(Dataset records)
————

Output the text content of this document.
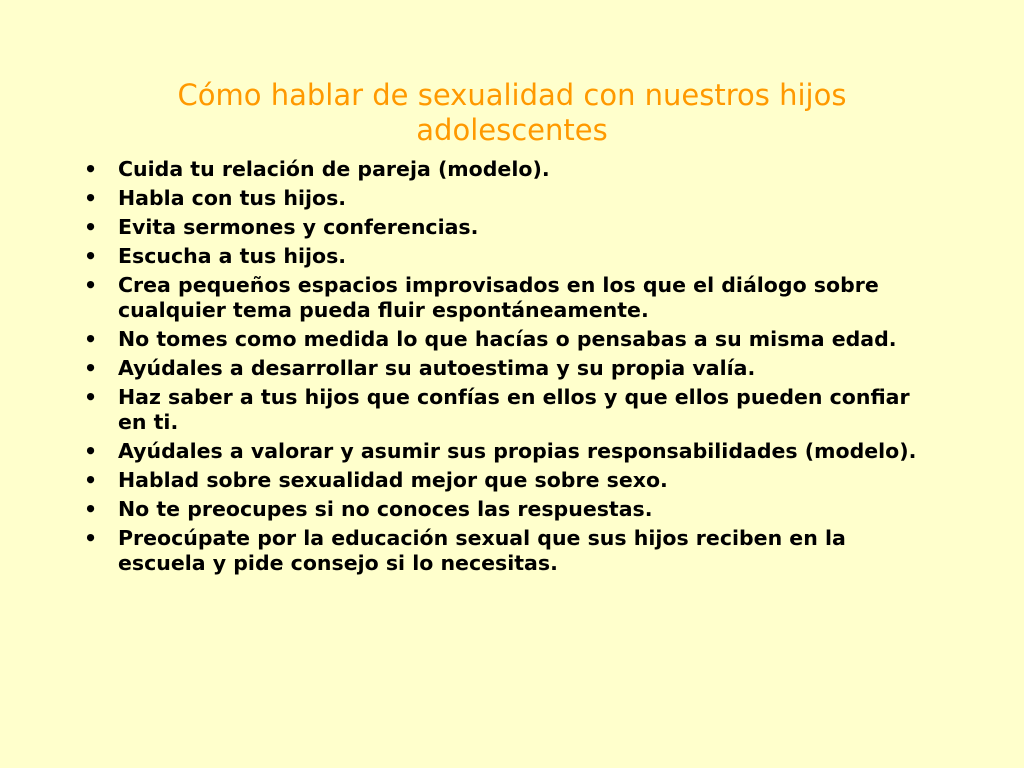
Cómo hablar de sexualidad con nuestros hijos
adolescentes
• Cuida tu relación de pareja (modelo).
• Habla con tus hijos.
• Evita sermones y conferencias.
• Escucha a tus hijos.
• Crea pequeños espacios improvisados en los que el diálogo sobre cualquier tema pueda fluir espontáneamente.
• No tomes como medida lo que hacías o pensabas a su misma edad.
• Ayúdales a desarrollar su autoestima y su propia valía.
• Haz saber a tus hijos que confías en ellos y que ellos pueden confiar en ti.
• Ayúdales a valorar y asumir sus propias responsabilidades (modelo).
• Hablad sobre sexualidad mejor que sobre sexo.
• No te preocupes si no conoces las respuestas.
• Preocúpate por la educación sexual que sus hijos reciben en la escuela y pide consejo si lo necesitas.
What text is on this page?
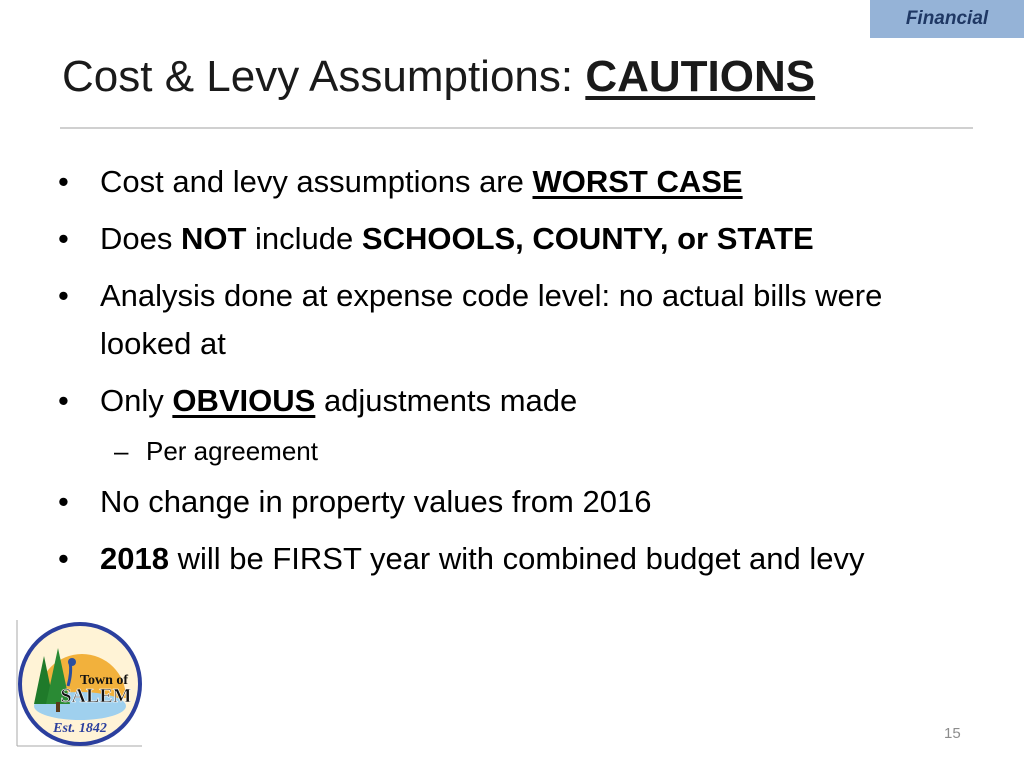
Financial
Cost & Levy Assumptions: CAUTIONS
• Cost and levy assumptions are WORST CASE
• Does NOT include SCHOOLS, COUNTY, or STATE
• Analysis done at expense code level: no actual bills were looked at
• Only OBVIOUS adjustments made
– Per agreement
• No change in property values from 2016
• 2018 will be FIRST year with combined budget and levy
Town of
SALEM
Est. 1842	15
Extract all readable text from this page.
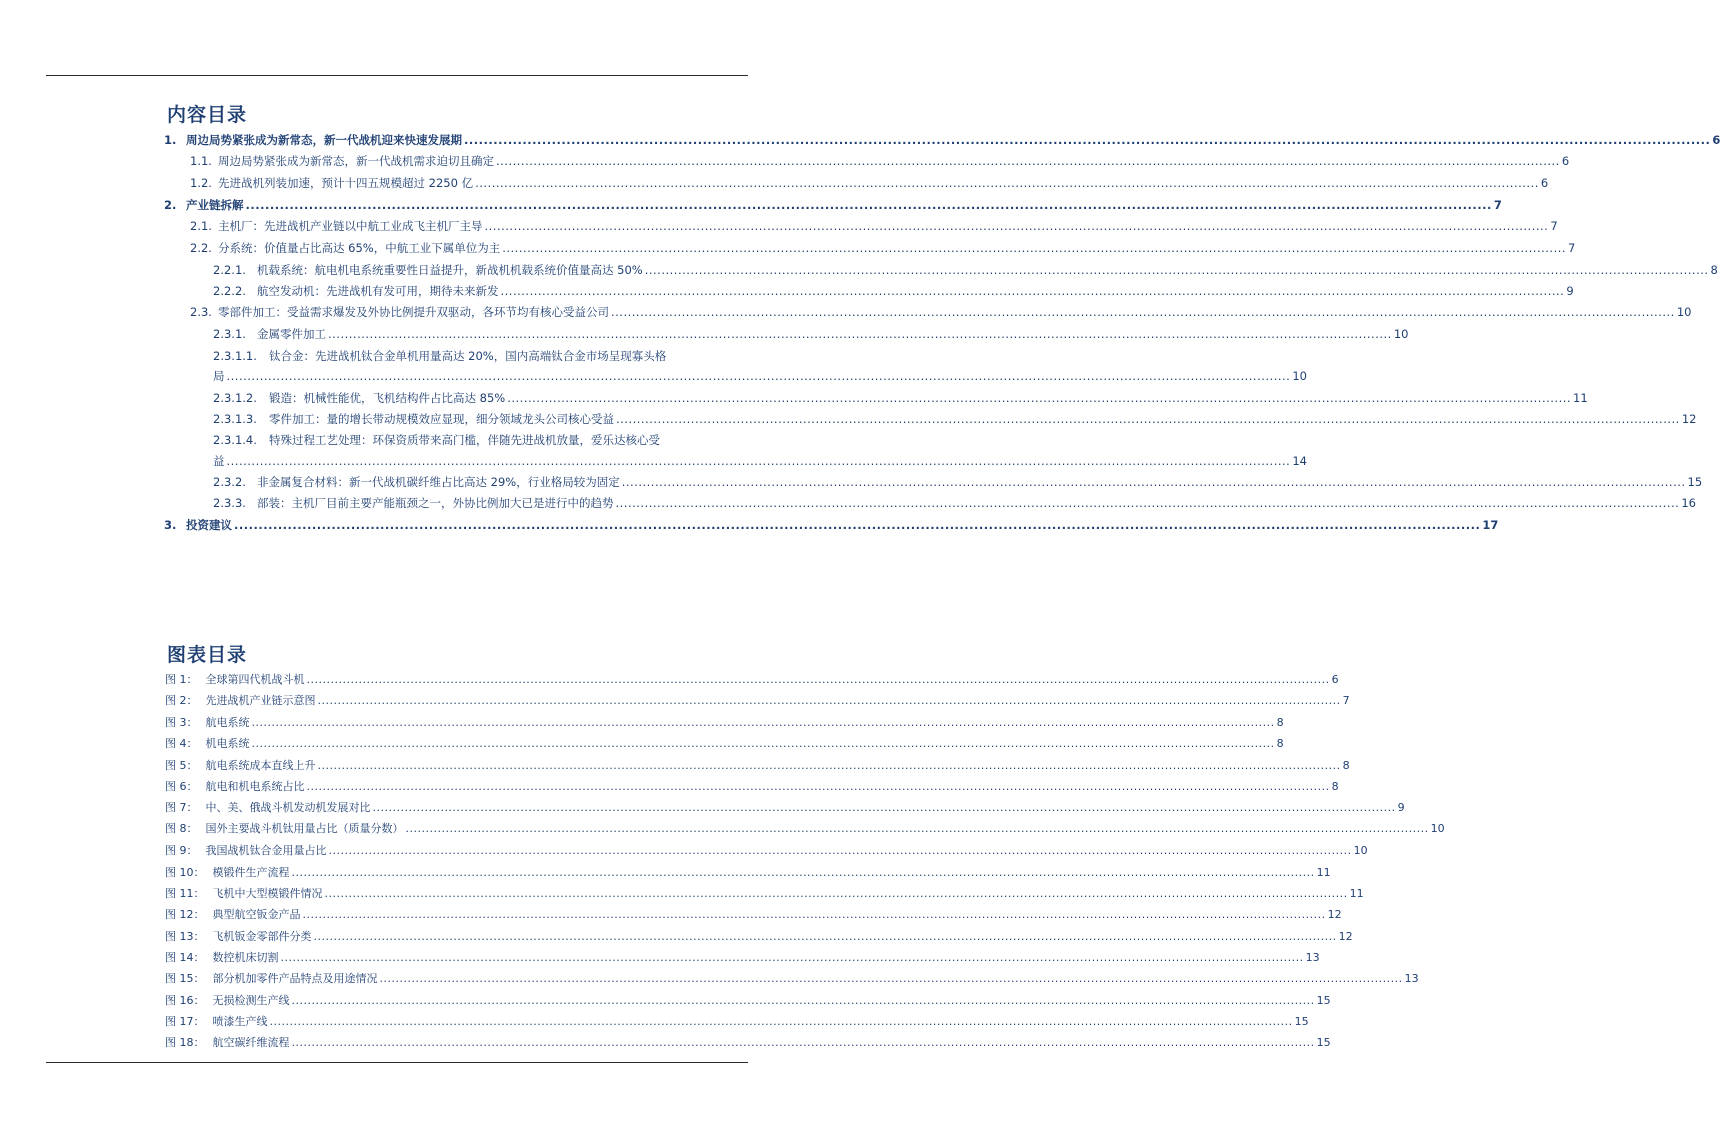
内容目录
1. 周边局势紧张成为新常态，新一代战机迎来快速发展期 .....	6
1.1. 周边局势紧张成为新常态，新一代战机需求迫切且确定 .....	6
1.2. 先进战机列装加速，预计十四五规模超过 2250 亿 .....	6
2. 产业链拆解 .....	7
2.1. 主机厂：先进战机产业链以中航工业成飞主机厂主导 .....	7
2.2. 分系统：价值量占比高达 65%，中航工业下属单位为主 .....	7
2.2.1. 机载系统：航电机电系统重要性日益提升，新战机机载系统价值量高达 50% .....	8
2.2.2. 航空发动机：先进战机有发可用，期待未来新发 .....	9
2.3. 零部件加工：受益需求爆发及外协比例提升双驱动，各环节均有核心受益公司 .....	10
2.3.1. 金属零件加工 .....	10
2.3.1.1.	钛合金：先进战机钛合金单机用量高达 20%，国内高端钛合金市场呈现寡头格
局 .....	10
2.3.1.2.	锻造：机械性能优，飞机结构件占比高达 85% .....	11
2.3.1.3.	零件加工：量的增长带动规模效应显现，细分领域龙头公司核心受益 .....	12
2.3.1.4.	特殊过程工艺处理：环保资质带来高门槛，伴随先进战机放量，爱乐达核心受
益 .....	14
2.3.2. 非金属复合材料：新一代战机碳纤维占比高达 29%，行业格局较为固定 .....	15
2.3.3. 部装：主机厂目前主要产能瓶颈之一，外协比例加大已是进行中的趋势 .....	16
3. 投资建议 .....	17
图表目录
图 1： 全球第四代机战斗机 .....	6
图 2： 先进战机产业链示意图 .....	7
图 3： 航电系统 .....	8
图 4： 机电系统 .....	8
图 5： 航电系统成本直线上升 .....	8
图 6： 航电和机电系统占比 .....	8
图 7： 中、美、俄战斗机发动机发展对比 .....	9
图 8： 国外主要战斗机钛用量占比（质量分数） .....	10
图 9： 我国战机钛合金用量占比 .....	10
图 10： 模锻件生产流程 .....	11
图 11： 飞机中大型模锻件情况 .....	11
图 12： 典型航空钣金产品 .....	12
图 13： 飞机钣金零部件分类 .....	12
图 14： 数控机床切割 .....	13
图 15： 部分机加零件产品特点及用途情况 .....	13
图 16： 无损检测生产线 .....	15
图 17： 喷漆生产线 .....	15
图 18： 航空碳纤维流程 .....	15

————

§ TO DO
Leave the pictures out and write out every entry exactly as given.

§ PROBLEM SOLUTION
Output the text content of this document.
Cómo hablar de sexualidad con nuestros hijos
adolescentes
• Cuida tu relación de pareja (modelo).
• Habla con tus hijos.
• Evita sermones y conferencias.
• Escucha a tus hijos.
• Crea pequeños espacios improvisados en los que el diálogo sobre cualquier tema pueda fluir espontáneamente.
• No tomes como medida lo que hacías o pensabas a su misma edad.
• Ayúdales a desarrollar su autoestima y su propia valía.
• Haz saber a tus hijos que confías en ellos y que ellos pueden confiar en ti.
• Ayúdales a valorar y asumir sus propias responsabilidades (modelo).
• Hablad sobre sexualidad mejor que sobre sexo.
• No te preocupes si no conoces las respuestas.
• Preocúpate por la educación sexual que sus hijos reciben en la escuela y pide consejo si lo necesitas.
What text is on this page?
Financial
Cost & Levy Assumptions: CAUTIONS
• Cost and levy assumptions are WORST CASE
• Does NOT include SCHOOLS, COUNTY, or STATE
• Analysis done at expense code level: no actual bills were looked at
• Only OBVIOUS adjustments made
– Per agreement
• No change in property values from 2016
• 2018 will be FIRST year with combined budget and levy
Town of
SALEM
Est. 1842	15
Extract all readable text from this page.
内容目录
1. 周边局势紧张成为新常态，新一代战机迎来快速发展期 .....	6
1.1. 周边局势紧张成为新常态，新一代战机需求迫切且确定 .....	6
1.2. 先进战机列装加速，预计十四五规模超过 2250 亿 .....	6
2. 产业链拆解 .....	7
2.1. 主机厂：先进战机产业链以中航工业成飞主机厂主导 .....	7
2.2. 分系统：价值量占比高达 65%，中航工业下属单位为主 .....	7
2.2.1. 机载系统：航电机电系统重要性日益提升，新战机机载系统价值量高达 50% .....	8
2.2.2. 航空发动机：先进战机有发可用，期待未来新发 .....	9
2.3. 零部件加工：受益需求爆发及外协比例提升双驱动，各环节均有核心受益公司 .....	10
2.3.1. 金属零件加工 .....	10
2.3.1.1.	钛合金：先进战机钛合金单机用量高达 20%，国内高端钛合金市场呈现寡头格
局 .....	10
2.3.1.2.	锻造：机械性能优，飞机结构件占比高达 85% .....	11
2.3.1.3.	零件加工：量的增长带动规模效应显现，细分领域龙头公司核心受益 .....	12
2.3.1.4.	特殊过程工艺处理：环保资质带来高门槛，伴随先进战机放量，爱乐达核心受
益 .....	14
2.3.2. 非金属复合材料：新一代战机碳纤维占比高达 29%，行业格局较为固定 .....	15
2.3.3. 部装：主机厂目前主要产能瓶颈之一，外协比例加大已是进行中的趋势 .....	16
3. 投资建议 .....	17
图表目录
图 1： 全球第四代机战斗机 .....	6
图 2： 先进战机产业链示意图 .....	7
图 3： 航电系统 .....	8
图 4： 机电系统 .....	8
图 5： 航电系统成本直线上升 .....	8
图 6： 航电和机电系统占比 .....	8
图 7： 中、美、俄战斗机发动机发展对比 .....	9
图 8： 国外主要战斗机钛用量占比（质量分数） .....	10
图 9： 我国战机钛合金用量占比 .....	10
图 10： 模锻件生产流程 .....	11
图 11： 飞机中大型模锻件情况 .....	11
图 12： 典型航空钣金产品 .....	12
图 13： 飞机钣金零部件分类 .....	12
图 14： 数控机床切割 .....	13
图 15： 部分机加零件产品特点及用途情况 .....	13
图 16： 无损检测生产线 .....	15
图 17： 喷漆生产线 .....	15
图 18： 航空碳纤维流程 .....	15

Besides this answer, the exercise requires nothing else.